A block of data
● ● ●
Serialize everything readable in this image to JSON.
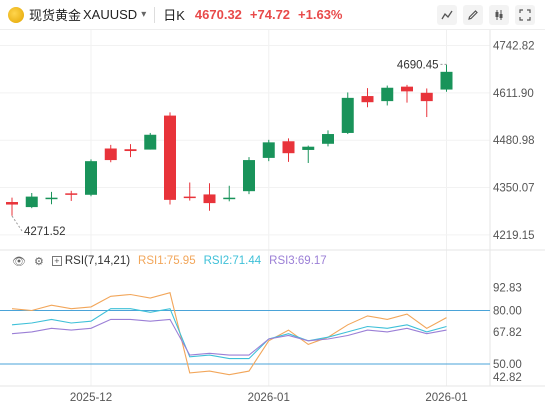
{
  "header": {
    "symbol_name": "现货黄金",
    "symbol": "XAUUSD",
    "period": "日K",
    "price": "4670.32",
    "change": "+74.72",
    "change_pct": "+1.63%"
  },
  "toolbar": {
    "icons": [
      "line-chart-icon",
      "edit-icon",
      "candle-settings-icon",
      "fullscreen-icon"
    ]
  },
  "indicator": {
    "name": "RSI(7,14,21)",
    "rsi1_label": "RSI1:75.95",
    "rsi2_label": "RSI2:71.44",
    "rsi3_label": "RSI3:69.17"
  },
  "colors": {
    "up": "#19935a",
    "down": "#e8333a",
    "rsi1": "#f2a65a",
    "rsi2": "#3ec0d8",
    "rsi3": "#9b7fd6",
    "level": "#4aa3d8",
    "price_text": "#e84a4a"
  },
  "chart_data": [
    {
      "type": "candlestick",
      "y_ticks": [
        "4742.82",
        "4611.90",
        "4480.98",
        "4350.07",
        "4219.15"
      ],
      "y_tick_values": [
        4742.82,
        4611.9,
        4480.98,
        4350.07,
        4219.15
      ],
      "ylim": [
        4205,
        4758
      ],
      "x_ticks": [
        "2025-12",
        "2026-01",
        "2026-01"
      ],
      "x_tick_index": [
        4,
        13,
        22
      ],
      "annotations": {
        "high_label": "4690.45",
        "high_value": 4690.45,
        "low_label": "4271.52",
        "low_value": 4271.52
      },
      "candles": [
        {
          "o": 4310,
          "h": 4322,
          "l": 4272,
          "c": 4303
        },
        {
          "o": 4296,
          "h": 4335,
          "l": 4293,
          "c": 4325
        },
        {
          "o": 4319,
          "h": 4338,
          "l": 4304,
          "c": 4322
        },
        {
          "o": 4334,
          "h": 4341,
          "l": 4313,
          "c": 4332
        },
        {
          "o": 4330,
          "h": 4428,
          "l": 4326,
          "c": 4423
        },
        {
          "o": 4458,
          "h": 4468,
          "l": 4420,
          "c": 4426
        },
        {
          "o": 4456,
          "h": 4470,
          "l": 4434,
          "c": 4451
        },
        {
          "o": 4455,
          "h": 4501,
          "l": 4455,
          "c": 4496
        },
        {
          "o": 4549,
          "h": 4558,
          "l": 4303,
          "c": 4316
        },
        {
          "o": 4325,
          "h": 4364,
          "l": 4314,
          "c": 4323
        },
        {
          "o": 4331,
          "h": 4362,
          "l": 4286,
          "c": 4307
        },
        {
          "o": 4318,
          "h": 4355,
          "l": 4312,
          "c": 4322
        },
        {
          "o": 4340,
          "h": 4434,
          "l": 4332,
          "c": 4426
        },
        {
          "o": 4432,
          "h": 4482,
          "l": 4423,
          "c": 4475
        },
        {
          "o": 4478,
          "h": 4486,
          "l": 4421,
          "c": 4445
        },
        {
          "o": 4454,
          "h": 4466,
          "l": 4418,
          "c": 4463
        },
        {
          "o": 4471,
          "h": 4508,
          "l": 4464,
          "c": 4498
        },
        {
          "o": 4501,
          "h": 4613,
          "l": 4498,
          "c": 4598
        },
        {
          "o": 4603,
          "h": 4625,
          "l": 4572,
          "c": 4586
        },
        {
          "o": 4589,
          "h": 4632,
          "l": 4577,
          "c": 4626
        },
        {
          "o": 4629,
          "h": 4634,
          "l": 4585,
          "c": 4616
        },
        {
          "o": 4612,
          "h": 4624,
          "l": 4545,
          "c": 4589
        },
        {
          "o": 4621,
          "h": 4690,
          "l": 4615,
          "c": 4670
        }
      ]
    },
    {
      "type": "line",
      "title": "RSI(7,14,21)",
      "y_ticks": [
        "92.83",
        "80.00",
        "67.82",
        "50.00",
        "42.82"
      ],
      "y_tick_values": [
        92.83,
        80.0,
        67.82,
        50.0,
        42.82
      ],
      "ylim": [
        41,
        96
      ],
      "levels": [
        80,
        50
      ],
      "series": [
        {
          "name": "RSI1",
          "values": [
            81,
            80,
            83,
            81,
            82,
            88,
            89,
            87,
            90,
            45,
            46,
            44,
            46,
            63,
            69,
            61,
            65,
            72,
            77,
            75,
            78,
            70,
            76
          ]
        },
        {
          "name": "RSI2",
          "values": [
            72,
            73,
            75,
            73,
            74,
            81,
            81,
            79,
            81,
            54,
            55,
            53,
            53,
            64,
            67,
            63,
            65,
            68,
            71,
            70,
            72,
            68,
            71
          ]
        },
        {
          "name": "RSI3",
          "values": [
            67,
            68,
            70,
            69,
            70,
            75,
            75,
            74,
            75,
            55,
            56,
            55,
            55,
            64,
            66,
            63,
            64,
            66,
            69,
            68,
            70,
            67,
            69
          ]
        }
      ]
    }
  ]
}
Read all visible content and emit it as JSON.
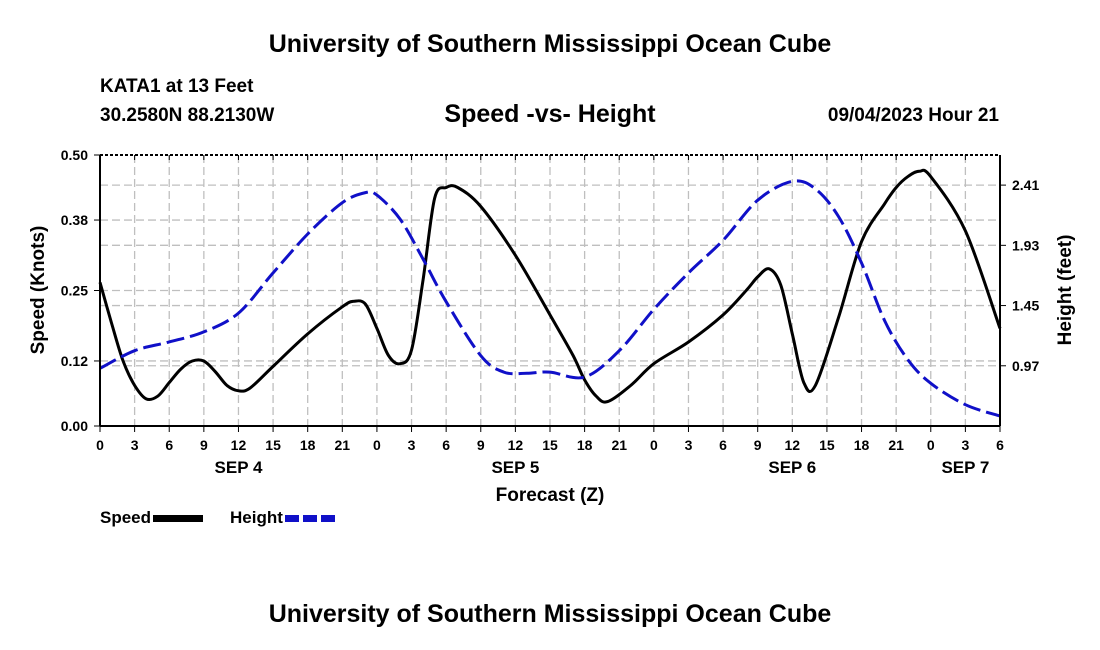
{
  "header": {
    "main_title": "University of Southern Mississippi Ocean Cube",
    "station_name": "KATA1 at 13 Feet",
    "station_coords": "30.2580N  88.2130W",
    "chart_title": "Speed -vs- Height",
    "date_label": "09/04/2023 Hour 21"
  },
  "footer": {
    "title": "University of Southern Mississippi Ocean Cube"
  },
  "legend": {
    "speed_label": "Speed",
    "height_label": "Height"
  },
  "colors": {
    "speed": "#000000",
    "height": "#1010c8",
    "grid": "#bfbfbf"
  },
  "chart_data": {
    "type": "line",
    "title": "Speed -vs- Height",
    "xlabel": "Forecast (Z)",
    "ylabel_left": "Speed (Knots)",
    "ylabel_right": "Height (feet)",
    "x_range_hours": [
      0,
      78
    ],
    "x_tick_step_hours": 3,
    "x_tick_labels": [
      "0",
      "3",
      "6",
      "9",
      "12",
      "15",
      "18",
      "21",
      "0",
      "3",
      "6",
      "9",
      "12",
      "15",
      "18",
      "21",
      "0",
      "3",
      "6",
      "9",
      "12",
      "15",
      "18",
      "21",
      "0",
      "3",
      "6"
    ],
    "day_labels": [
      {
        "label": "SEP 4",
        "hour": 12
      },
      {
        "label": "SEP 5",
        "hour": 36
      },
      {
        "label": "SEP 6",
        "hour": 60
      },
      {
        "label": "SEP 7",
        "hour": 75
      }
    ],
    "ylim_left": [
      0,
      0.5
    ],
    "yticks_left": [
      "0.00",
      "0.12",
      "0.25",
      "0.38",
      "0.50"
    ],
    "ylim_right": [
      0.49,
      2.65
    ],
    "yticks_right": [
      "0.97",
      "1.45",
      "1.93",
      "2.41"
    ],
    "grid": true,
    "series": [
      {
        "name": "Speed",
        "axis": "left",
        "style": "solid",
        "x": [
          0,
          1,
          2,
          3,
          4,
          5,
          6,
          7,
          8,
          9,
          10,
          11,
          12,
          13,
          15,
          18,
          21,
          22,
          23,
          24,
          25,
          26,
          27,
          28,
          29,
          30,
          31,
          33,
          36,
          39,
          41,
          42,
          43,
          44,
          46,
          48,
          51,
          54,
          56,
          57,
          58,
          59,
          60,
          61,
          62,
          64,
          66,
          68,
          69,
          70,
          71,
          72,
          75,
          78
        ],
        "values": [
          0.265,
          0.19,
          0.12,
          0.075,
          0.05,
          0.055,
          0.08,
          0.105,
          0.12,
          0.12,
          0.1,
          0.075,
          0.065,
          0.07,
          0.11,
          0.17,
          0.22,
          0.23,
          0.225,
          0.18,
          0.13,
          0.115,
          0.14,
          0.27,
          0.42,
          0.44,
          0.44,
          0.405,
          0.315,
          0.205,
          0.13,
          0.085,
          0.055,
          0.045,
          0.075,
          0.115,
          0.155,
          0.205,
          0.25,
          0.275,
          0.29,
          0.26,
          0.17,
          0.08,
          0.075,
          0.2,
          0.34,
          0.41,
          0.44,
          0.46,
          0.47,
          0.46,
          0.36,
          0.18
        ]
      },
      {
        "name": "Height",
        "axis": "right",
        "style": "dashed",
        "x": [
          0,
          3,
          6,
          9,
          12,
          15,
          18,
          21,
          23,
          24,
          26,
          28,
          30,
          33,
          35,
          37,
          39,
          42,
          45,
          48,
          51,
          54,
          57,
          60,
          62,
          64,
          66,
          68,
          70,
          72,
          75,
          78
        ],
        "values": [
          0.95,
          1.09,
          1.16,
          1.24,
          1.39,
          1.71,
          2.02,
          2.27,
          2.35,
          2.33,
          2.14,
          1.82,
          1.48,
          1.05,
          0.92,
          0.91,
          0.92,
          0.88,
          1.09,
          1.42,
          1.71,
          1.97,
          2.29,
          2.44,
          2.38,
          2.16,
          1.79,
          1.33,
          1.02,
          0.83,
          0.66,
          0.57
        ]
      }
    ]
  }
}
● ● ●
## Your objective
Of the lines above, how many contain the string "JSON"? Only the number is required.

## Result for this task
2